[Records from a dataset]
==*==

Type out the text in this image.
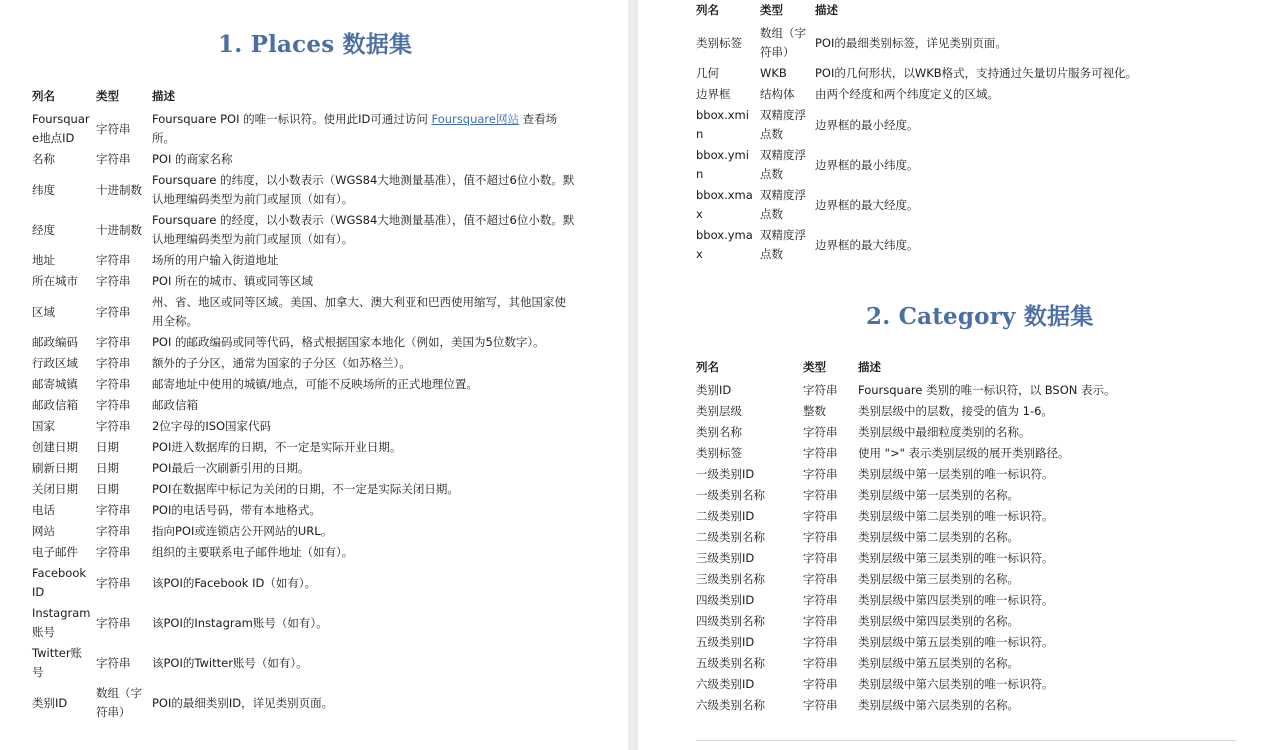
1. Places 数据集
列名	类型	描述
Foursquare地点ID	字符串	Foursquare POI 的唯一标识符。使用此ID可通过访问 Foursquare网站 查看场所。
名称	字符串	POI 的商家名称
纬度	十进制数	Foursquare 的纬度，以小数表示（WGS84大地测量基准），值不超过6位小数。默认地理编码类型为前门或屋顶（如有）。
经度	十进制数	Foursquare 的经度，以小数表示（WGS84大地测量基准），值不超过6位小数。默认地理编码类型为前门或屋顶（如有）。
地址	字符串	场所的用户输入街道地址
所在城市	字符串	POI 所在的城市、镇或同等区域
区域	字符串	州、省、地区或同等区域。美国、加拿大、澳大利亚和巴西使用缩写，其他国家使用全称。
邮政编码	字符串	POI 的邮政编码或同等代码，格式根据国家本地化（例如，美国为5位数字）。
行政区域	字符串	额外的子分区，通常为国家的子分区（如苏格兰）。
邮寄城镇	字符串	邮寄地址中使用的城镇/地点，可能不反映场所的正式地理位置。
邮政信箱	字符串	邮政信箱
国家	字符串	2位字母的ISO国家代码
创建日期	日期	POI进入数据库的日期，不一定是实际开业日期。
刷新日期	日期	POI最后一次刷新引用的日期。
关闭日期	日期	POI在数据库中标记为关闭的日期，不一定是实际关闭日期。
电话	字符串	POI的电话号码，带有本地格式。
网站	字符串	指向POI或连锁店公开网站的URL。
电子邮件	字符串	组织的主要联系电子邮件地址（如有）。
Facebook ID	字符串	该POI的Facebook ID（如有）。
Instagram账号	字符串	该POI的Instagram账号（如有）。
Twitter账号	字符串	该POI的Twitter账号（如有）。
类别ID	数组（字符串）	POI的最细类别ID，详见类别页面。
列名	类型	描述
类别标签	数组（字符串）	POI的最细类别标签，详见类别页面。
几何	WKB	POI的几何形状，以WKB格式，支持通过矢量切片服务可视化。
边界框	结构体	由两个经度和两个纬度定义的区域。
bbox.xmin	双精度浮点数	边界框的最小经度。
bbox.ymin	双精度浮点数	边界框的最小纬度。
bbox.xmax	双精度浮点数	边界框的最大经度。
bbox.ymax	双精度浮点数	边界框的最大纬度。
2. Category 数据集
列名	类型	描述
类别ID	字符串	Foursquare 类别的唯一标识符，以 BSON 表示。
类别层级	整数	类别层级中的层数，接受的值为 1-6。
类别名称	字符串	类别层级中最细粒度类别的名称。
类别标签	字符串	使用 ">" 表示类别层级的展开类别路径。
一级类别ID	字符串	类别层级中第一层类别的唯一标识符。
一级类别名称	字符串	类别层级中第一层类别的名称。
二级类别ID	字符串	类别层级中第二层类别的唯一标识符。
二级类别名称	字符串	类别层级中第二层类别的名称。
三级类别ID	字符串	类别层级中第三层类别的唯一标识符。
三级类别名称	字符串	类别层级中第三层类别的名称。
四级类别ID	字符串	类别层级中第四层类别的唯一标识符。
四级类别名称	字符串	类别层级中第四层类别的名称。
五级类别ID	字符串	类别层级中第五层类别的唯一标识符。
五级类别名称	字符串	类别层级中第五层类别的名称。
六级类别ID	字符串	类别层级中第六层类别的唯一标识符。
六级类别名称	字符串	类别层级中第六层类别的名称。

==*==

▶ GOAL
Find the word "bbox" in the material, then list each line that holds it.

▶ TASK SOLUTION
bbox.xmin	双精度浮点数	边界框的最小经度。
bbox.ymin	双精度浮点数	边界框的最小纬度。
bbox.xmax	双精度浮点数	边界框的最大经度。
bbox.ymax	双精度浮点数	边界框的最大纬度。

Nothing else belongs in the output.